Data extracted from a collection:
— begin —

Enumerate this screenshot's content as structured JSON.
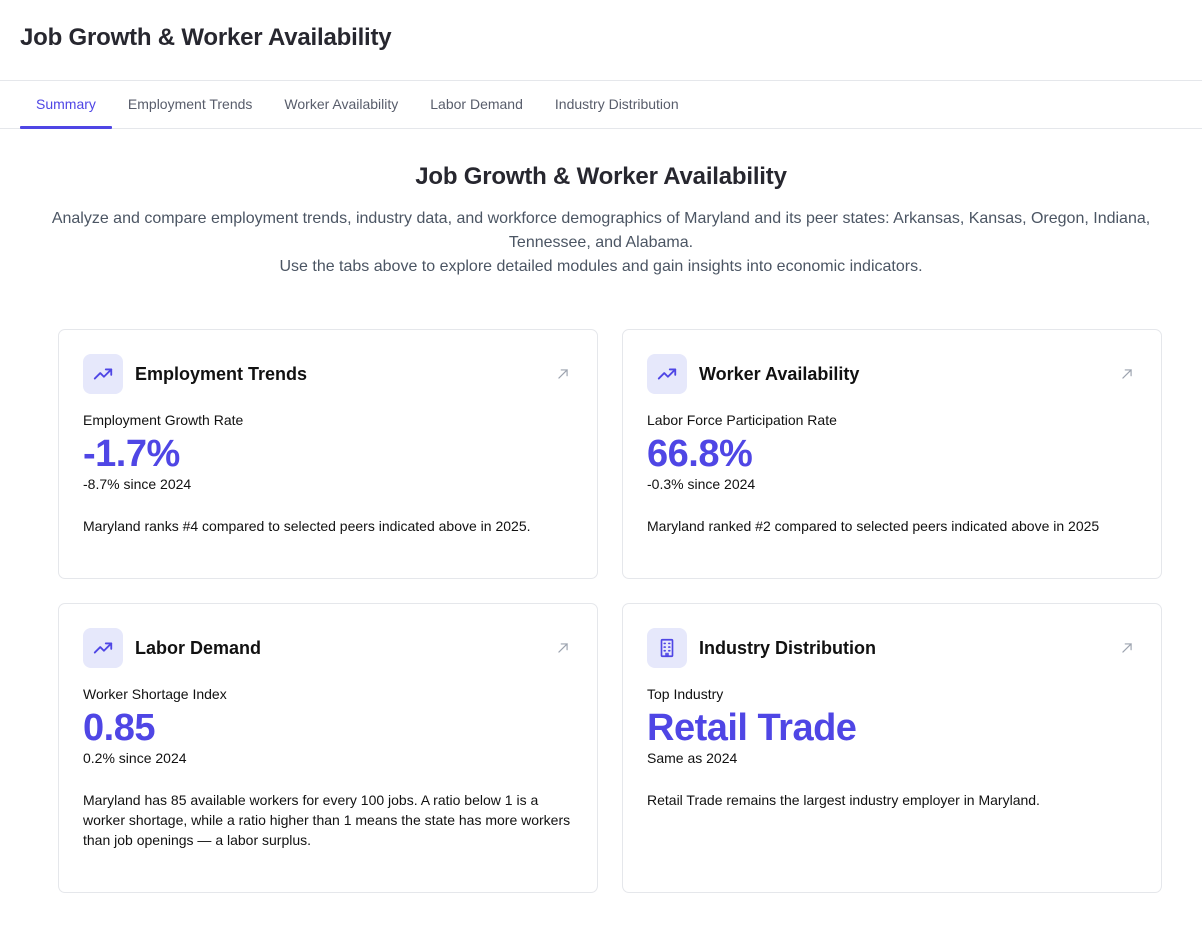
{
  "header": {
    "title": "Job Growth & Worker Availability"
  },
  "tabs": [
    {
      "label": "Summary"
    },
    {
      "label": "Employment Trends"
    },
    {
      "label": "Worker Availability"
    },
    {
      "label": "Labor Demand"
    },
    {
      "label": "Industry Distribution"
    }
  ],
  "hero": {
    "title": "Job Growth & Worker Availability",
    "line1": "Analyze and compare employment trends, industry data, and workforce demographics of Maryland and its peer states: Arkansas, Kansas, Oregon, Indiana, Tennessee, and Alabama.",
    "line2": "Use the tabs above to explore detailed modules and gain insights into economic indicators."
  },
  "cards": [
    {
      "icon": "trending-up-icon",
      "title": "Employment Trends",
      "metric_label": "Employment Growth Rate",
      "metric_value": "-1.7%",
      "metric_change": "-8.7% since 2024",
      "description": "Maryland ranks #4 compared to selected peers indicated above in 2025."
    },
    {
      "icon": "trending-up-icon",
      "title": "Worker Availability",
      "metric_label": "Labor Force Participation Rate",
      "metric_value": "66.8%",
      "metric_change": "-0.3% since 2024",
      "description": "Maryland ranked #2 compared to selected peers indicated above in 2025"
    },
    {
      "icon": "trending-up-icon",
      "title": "Labor Demand",
      "metric_label": "Worker Shortage Index",
      "metric_value": "0.85",
      "metric_change": "0.2% since 2024",
      "description": "Maryland has 85 available workers for every 100 jobs. A ratio below 1 is a worker shortage, while a ratio higher than 1 means the state has more workers than job openings — a labor surplus."
    },
    {
      "icon": "building-icon",
      "title": "Industry Distribution",
      "metric_label": "Top Industry",
      "metric_value": "Retail Trade",
      "metric_change": "Same as 2024",
      "description": "Retail Trade remains the largest industry employer in Maryland."
    }
  ],
  "colors": {
    "accent": "#4f46e5",
    "icon_bg": "#e6e8fb",
    "border": "#e5e7eb"
  }
}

— end —

▸ **Task statement**
Copy the listing over exactly, skipping the pictures it holds.

▸ **Reply**
Enumerate this screenshot's content as structured JSON.
{
  "header": {
    "title": "Job Growth & Worker Availability"
  },
  "tabs": [
    {
      "label": "Summary"
    },
    {
      "label": "Employment Trends"
    },
    {
      "label": "Worker Availability"
    },
    {
      "label": "Labor Demand"
    },
    {
      "label": "Industry Distribution"
    }
  ],
  "hero": {
    "title": "Job Growth & Worker Availability",
    "line1": "Analyze and compare employment trends, industry data, and workforce demographics of Maryland and its peer states: Arkansas, Kansas, Oregon, Indiana, Tennessee, and Alabama.",
    "line2": "Use the tabs above to explore detailed modules and gain insights into economic indicators."
  },
  "cards": [
    {
      "icon": "trending-up-icon",
      "title": "Employment Trends",
      "metric_label": "Employment Growth Rate",
      "metric_value": "-1.7%",
      "metric_change": "-8.7% since 2024",
      "description": "Maryland ranks #4 compared to selected peers indicated above in 2025."
    },
    {
      "icon": "trending-up-icon",
      "title": "Worker Availability",
      "metric_label": "Labor Force Participation Rate",
      "metric_value": "66.8%",
      "metric_change": "-0.3% since 2024",
      "description": "Maryland ranked #2 compared to selected peers indicated above in 2025"
    },
    {
      "icon": "trending-up-icon",
      "title": "Labor Demand",
      "metric_label": "Worker Shortage Index",
      "metric_value": "0.85",
      "metric_change": "0.2% since 2024",
      "description": "Maryland has 85 available workers for every 100 jobs. A ratio below 1 is a worker shortage, while a ratio higher than 1 means the state has more workers than job openings — a labor surplus."
    },
    {
      "icon": "building-icon",
      "title": "Industry Distribution",
      "metric_label": "Top Industry",
      "metric_value": "Retail Trade",
      "metric_change": "Same as 2024",
      "description": "Retail Trade remains the largest industry employer in Maryland."
    }
  ],
  "colors": {
    "accent": "#4f46e5",
    "icon_bg": "#e6e8fb",
    "border": "#e5e7eb"
  }
}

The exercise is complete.